** Begin **
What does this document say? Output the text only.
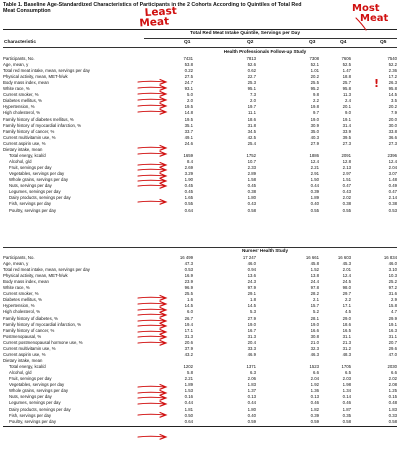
Table 1. Baseline Age-Standardized Characteristics of Participants in the 2 Cohorts According to Quintiles of Total Red Meat Consumption	Least
Meat
Most
Meat
!
Total Red Meat Intake Quintile, Servings per Day
Characteristic	Q1	Q2	Q3	Q4	Q5
Health Professionals Follow-up Study
Participants, No.	7431	7813	7308	7606	7540
Age, mean, y	53.8	52.6	52.1	52.5	52.2
Total red meat intake, mean, servings per day	0.22	0.62	1.01	1.47	2.36
Physical activity, mean, MET-h/wk	27.5	22.7	20.2	18.8	17.2
Body mass index, mean	24.7	25.3	25.5	25.7	26.3
White race, %	93.1	95.1	95.2	95.8	95.8
Current smoker, %	5.0	7.3	9.8	11.3	14.5
Diabetes mellitus, %	2.0	2.0	2.2	2.4	3.5
Hypertension, %	19.5	19.7	19.8	20.1	20.2
High cholesterol, %	14.8	11.1	9.7	9.0	7.9
Family history of diabetes mellitus, %	19.5	18.6	19.0	19.1	20.0
Family history of myocardial infarction, %	35.1	31.8	30.9	31.4	30.0
Family history of cancer, %	33.7	34.5	35.0	33.9	33.8
Current multivitamin use, %	49.1	42.5	40.3	39.5	36.6
Current aspirin use, %	24.6	25.4	27.9	27.3	27.3
Dietary intake, mean
Total energy, kcal/d	1659	1752	1886	2091	2396
Alcohol, g/d	8.4	10.7	12.4	12.8	12.4
Fruit, servings per day	2.69	2.33	2.21	2.13	2.04
Vegetables, servings per day	3.29	2.89	2.91	2.97	3.07
Whole grains, servings per day	1.90	1.58	1.50	1.51	1.48
Nuts, servings per day	0.45	0.45	0.44	0.47	0.49
Legumes, servings per day	0.45	0.38	0.39	0.43	0.47
Dairy products, servings per day	1.65	1.80	1.89	2.02	2.14
Fish, servings per day	0.55	0.43	0.40	0.38	0.38
Poultry, servings per day	0.64	0.58	0.55	0.55	0.53
Nurses' Health Study
Participants, No.	16 499	17 247	16 661	16 603	16 834
Age, mean, y	47.3	46.0	45.8	45.3	46.0
Total red meat intake, mean, servings per day	0.53	0.94	1.52	2.01	3.10
Physical activity, mean, MET-h/wk	16.9	13.6	13.8	12.4	10.3
Body mass index, mean	23.9	24.3	24.4	24.5	25.2
White race, %	96.9	97.9	97.8	98.0	97.2
Current smoker, %	25.5	29.1	28.2	29.7	31.6
Diabetes mellitus, %	1.6	1.8	2.1	2.2	2.9
Hypertension, %	14.5	14.5	15.7	17.1	15.8
High cholesterol, %	6.0	5.3	5.2	4.5	4.7
Family history of diabetes, %	26.7	27.9	28.1	29.0	29.9
Family history of myocardial infarction, %	19.4	19.0	19.0	18.6	19.1
Family history of cancer, %	17.1	16.7	16.6	16.5	16.3
Postmenopausal, %	31.3	31.3	30.8	31.1	31.1
Current postmenopausal hormone use, %	20.6	20.4	21.0	21.3	20.7
Current multivitamin use, %	37.9	33.3	32.3	31.2	29.6
Current aspirin use, %	43.2	46.9	46.3	48.3	47.0
Dietary intake, mean
Total energy, kcal/d	1202	1371	1523	1705	2030
Alcohol, g/d	5.8	6.3	6.6	6.5	6.6
Fruit, servings per day	2.21	2.06	2.04	2.03	2.02
Vegetables, servings per day	1.89	1.83	1.92	1.98	2.08
Whole grains, servings per day	1.53	1.37	1.36	1.34	1.25
Nuts, servings per day	0.16	0.13	0.13	0.14	0.15
Legumes, servings per day	0.44	0.44	0.46	0.46	0.48
Dairy products, servings per day	1.81	1.80	1.82	1.87	1.83
Fish, servings per day	0.50	0.40	0.39	0.35	0.33
Poultry, servings per day	0.64	0.59	0.59	0.58	0.58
** End **
# TASK INSTRUCTIONS:
Your task is to repeat the data above exactly while excluding the pictures.

# TASK RESPONSE:
What does this document say? Output the text only.
Table 1. Baseline Age-Standardized Characteristics of Participants in the 2 Cohorts According to Quintiles of Total Red Meat Consumption	Least
Meat
Most
Meat
!
Total Red Meat Intake Quintile, Servings per Day
Characteristic	Q1	Q2	Q3	Q4	Q5
Health Professionals Follow-up Study
Participants, No.	7431	7813	7308	7606	7540
Age, mean, y	53.8	52.6	52.1	52.5	52.2
Total red meat intake, mean, servings per day	0.22	0.62	1.01	1.47	2.36
Physical activity, mean, MET-h/wk	27.5	22.7	20.2	18.8	17.2
Body mass index, mean	24.7	25.3	25.5	25.7	26.3
White race, %	93.1	95.1	95.2	95.8	95.8
Current smoker, %	5.0	7.3	9.8	11.3	14.5
Diabetes mellitus, %	2.0	2.0	2.2	2.4	3.5
Hypertension, %	19.5	19.7	19.8	20.1	20.2
High cholesterol, %	14.8	11.1	9.7	9.0	7.9
Family history of diabetes mellitus, %	19.5	18.6	19.0	19.1	20.0
Family history of myocardial infarction, %	35.1	31.8	30.9	31.4	30.0
Family history of cancer, %	33.7	34.5	35.0	33.9	33.8
Current multivitamin use, %	49.1	42.5	40.3	39.5	36.6
Current aspirin use, %	24.6	25.4	27.9	27.3	27.3
Dietary intake, mean
Total energy, kcal/d	1659	1752	1886	2091	2396
Alcohol, g/d	8.4	10.7	12.4	12.8	12.4
Fruit, servings per day	2.69	2.33	2.21	2.13	2.04
Vegetables, servings per day	3.29	2.89	2.91	2.97	3.07
Whole grains, servings per day	1.90	1.58	1.50	1.51	1.48
Nuts, servings per day	0.45	0.45	0.44	0.47	0.49
Legumes, servings per day	0.45	0.38	0.39	0.43	0.47
Dairy products, servings per day	1.65	1.80	1.89	2.02	2.14
Fish, servings per day	0.55	0.43	0.40	0.38	0.38
Poultry, servings per day	0.64	0.58	0.55	0.55	0.53
Nurses' Health Study
Participants, No.	16 499	17 247	16 661	16 603	16 834
Age, mean, y	47.3	46.0	45.8	45.3	46.0
Total red meat intake, mean, servings per day	0.53	0.94	1.52	2.01	3.10
Physical activity, mean, MET-h/wk	16.9	13.6	13.8	12.4	10.3
Body mass index, mean	23.9	24.3	24.4	24.5	25.2
White race, %	96.9	97.9	97.8	98.0	97.2
Current smoker, %	25.5	29.1	28.2	29.7	31.6
Diabetes mellitus, %	1.6	1.8	2.1	2.2	2.9
Hypertension, %	14.5	14.5	15.7	17.1	15.8
High cholesterol, %	6.0	5.3	5.2	4.5	4.7
Family history of diabetes, %	26.7	27.9	28.1	29.0	29.9
Family history of myocardial infarction, %	19.4	19.0	19.0	18.6	19.1
Family history of cancer, %	17.1	16.7	16.6	16.5	16.3
Postmenopausal, %	31.3	31.3	30.8	31.1	31.1
Current postmenopausal hormone use, %	20.6	20.4	21.0	21.3	20.7
Current multivitamin use, %	37.9	33.3	32.3	31.2	29.6
Current aspirin use, %	43.2	46.9	46.3	48.3	47.0
Dietary intake, mean
Total energy, kcal/d	1202	1371	1523	1705	2030
Alcohol, g/d	5.8	6.3	6.6	6.5	6.6
Fruit, servings per day	2.21	2.06	2.04	2.03	2.02
Vegetables, servings per day	1.89	1.83	1.92	1.98	2.08
Whole grains, servings per day	1.53	1.37	1.36	1.34	1.25
Nuts, servings per day	0.16	0.13	0.13	0.14	0.15
Legumes, servings per day	0.44	0.44	0.46	0.46	0.48
Dairy products, servings per day	1.81	1.80	1.82	1.87	1.83
Fish, servings per day	0.50	0.40	0.39	0.35	0.33
Poultry, servings per day	0.64	0.59	0.59	0.58	0.58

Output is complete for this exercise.